======== Records to process

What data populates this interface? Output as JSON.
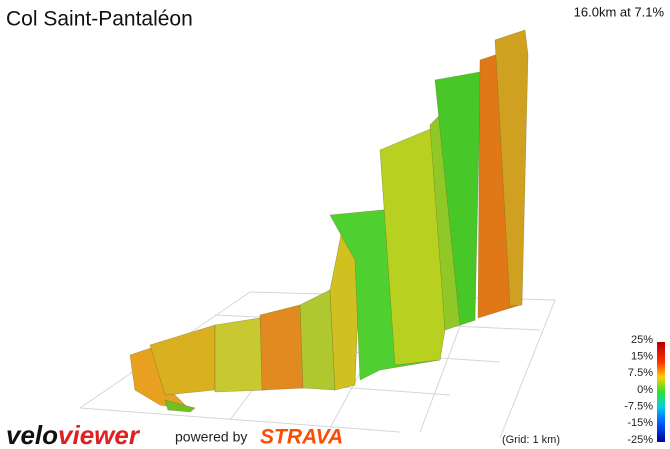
{
  "header": {
    "title": "Col Saint-Pantaléon",
    "stats": "16.0km at 7.1%"
  },
  "legend": {
    "labels": [
      "25%",
      "15%",
      "7.5%",
      "0%",
      "-7.5%",
      "-15%",
      "-25%"
    ],
    "grid_note": "(Grid: 1 km)"
  },
  "footer": {
    "logo_velo": "velo",
    "logo_viewer": "viewer",
    "powered_by": "powered by",
    "strava": "STRAVA"
  }
}
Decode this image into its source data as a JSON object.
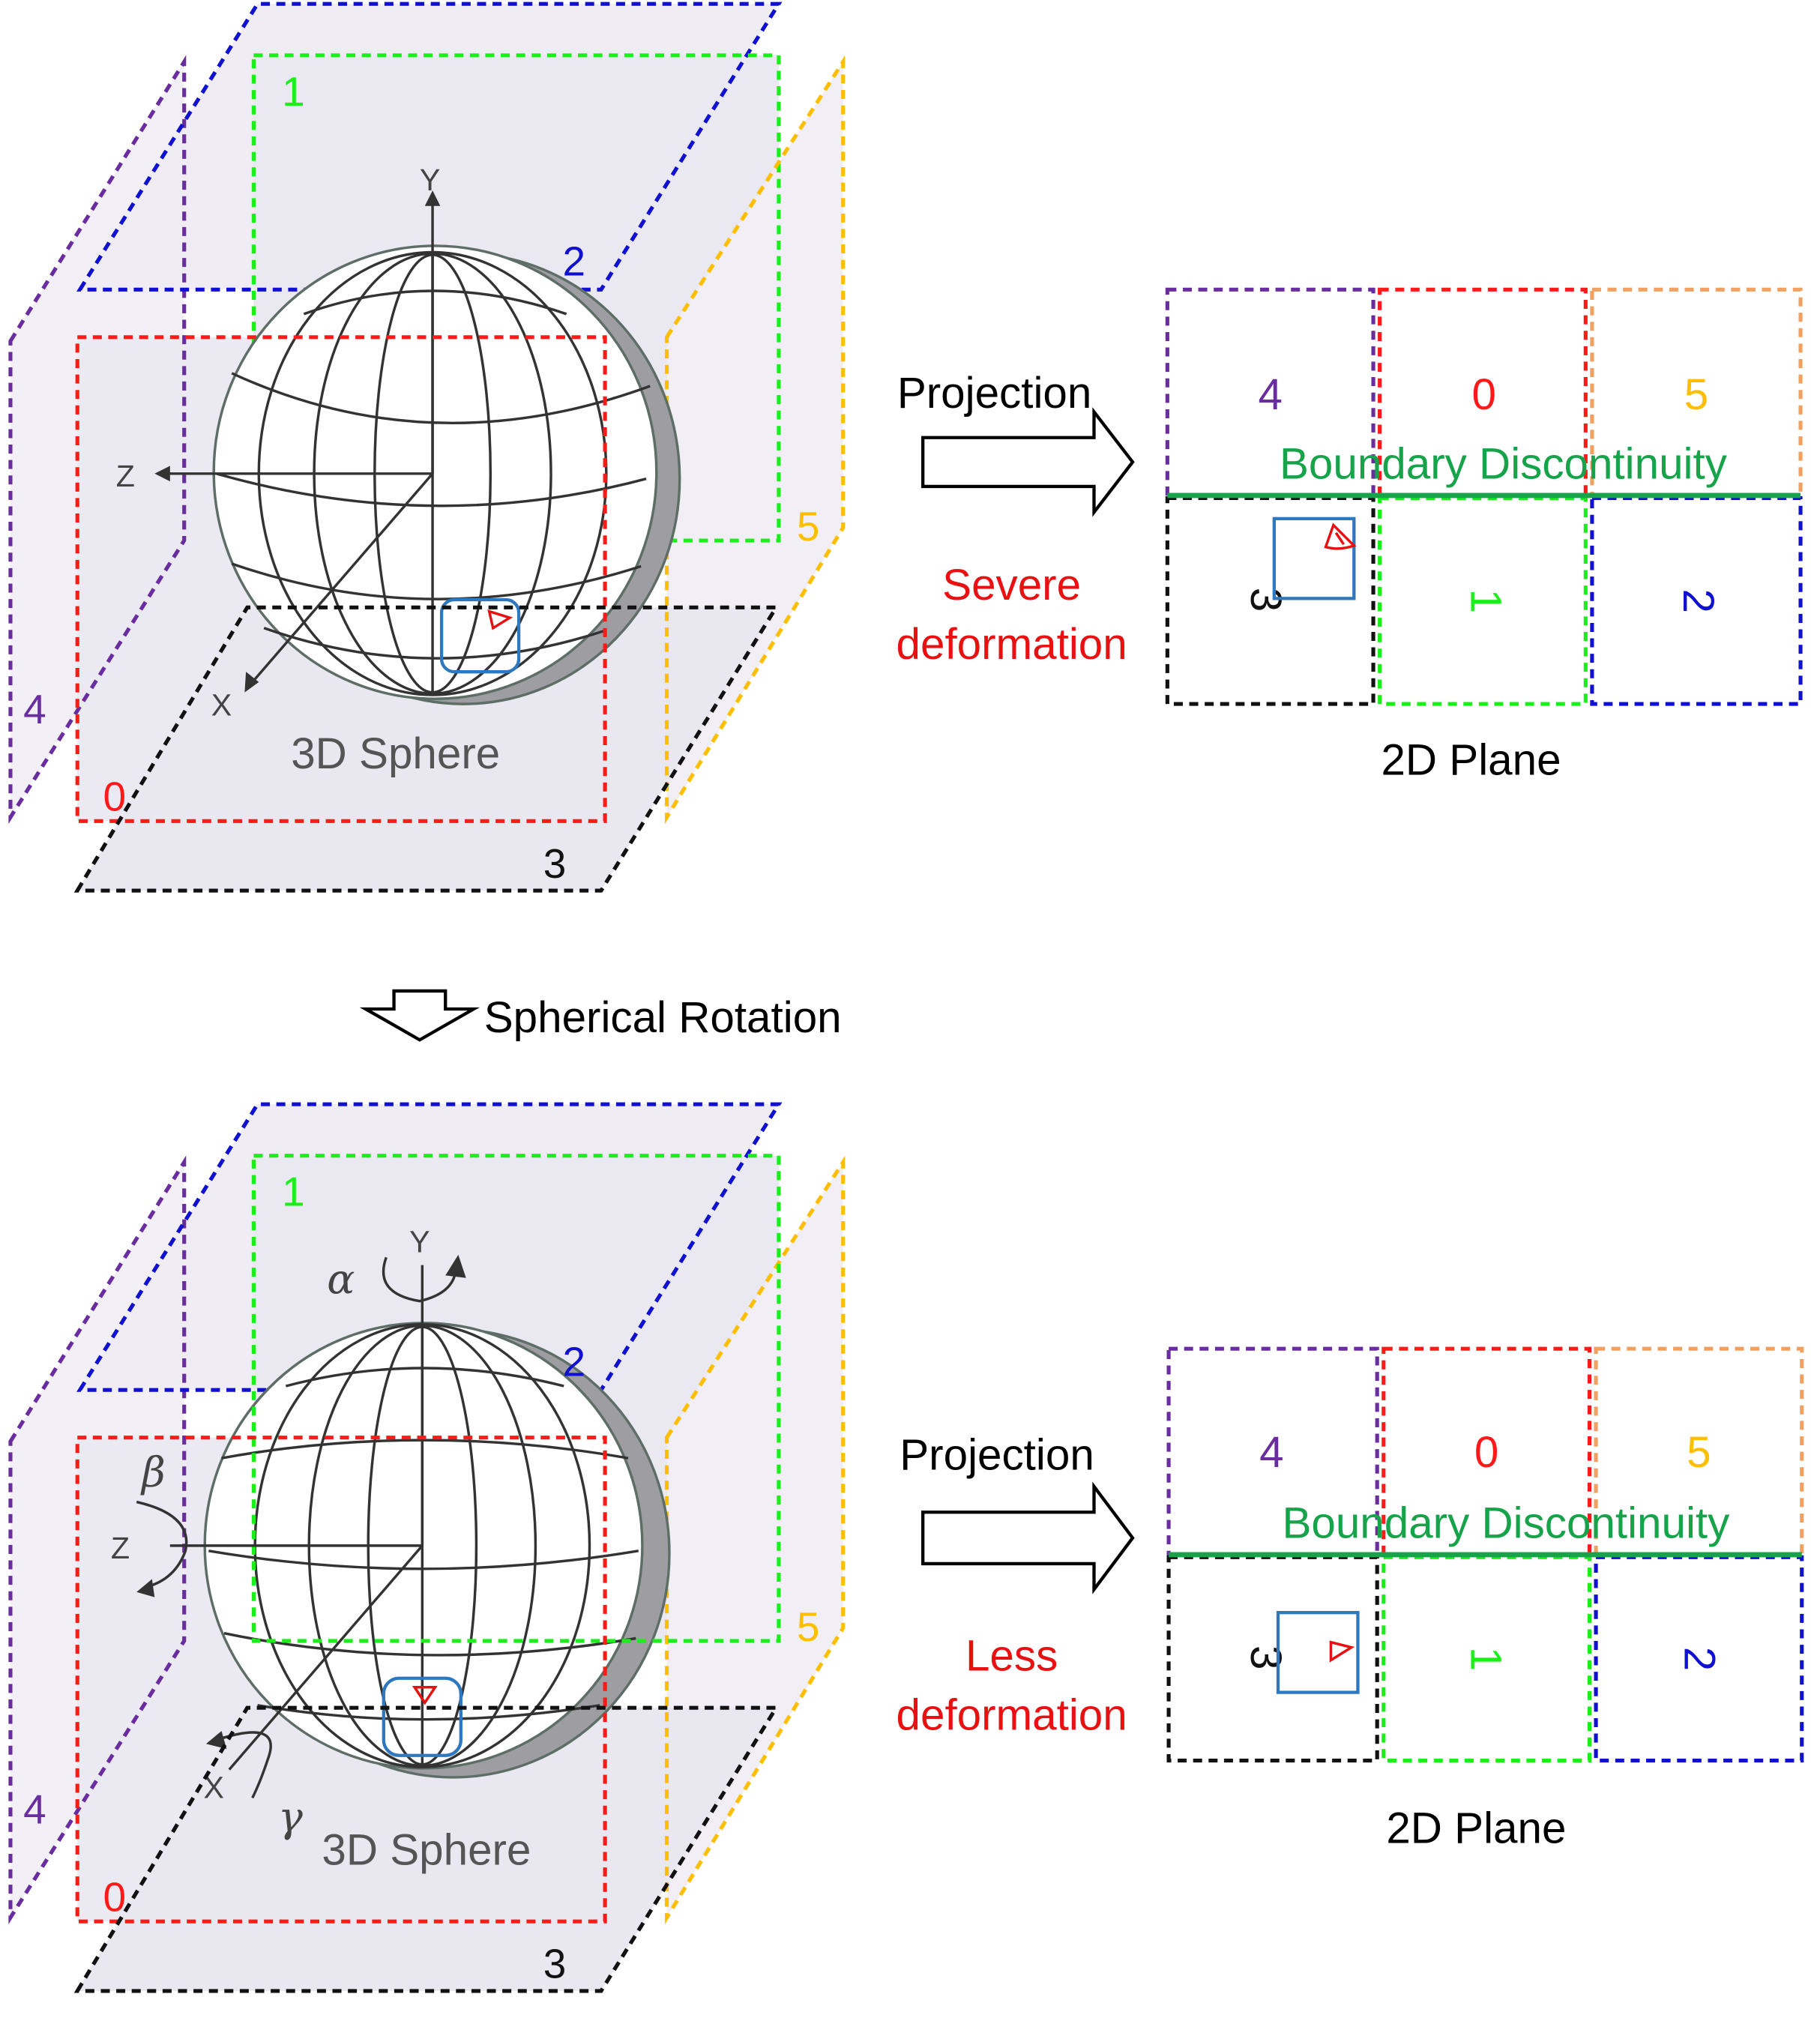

================

Stated exercise = Your task is an exact transcription of all the data, minus the pictures.

Reply to the task =
What data populates this interface? Output as JSON.
{
  "header": {
    "title": "Col Saint-Pantaléon",
    "stats": "16.0km at 7.1%"
  },
  "legend": {
    "labels": [
      "25%",
      "15%",
      "7.5%",
      "0%",
      "-7.5%",
      "-15%",
      "-25%"
    ],
    "grid_note": "(Grid: 1 km)"
  },
  "footer": {
    "logo_velo": "velo",
    "logo_viewer": "viewer",
    "powered_by": "powered by",
    "strava": "STRAVA"
  }
}
Decode this image into its source data as a JSON object.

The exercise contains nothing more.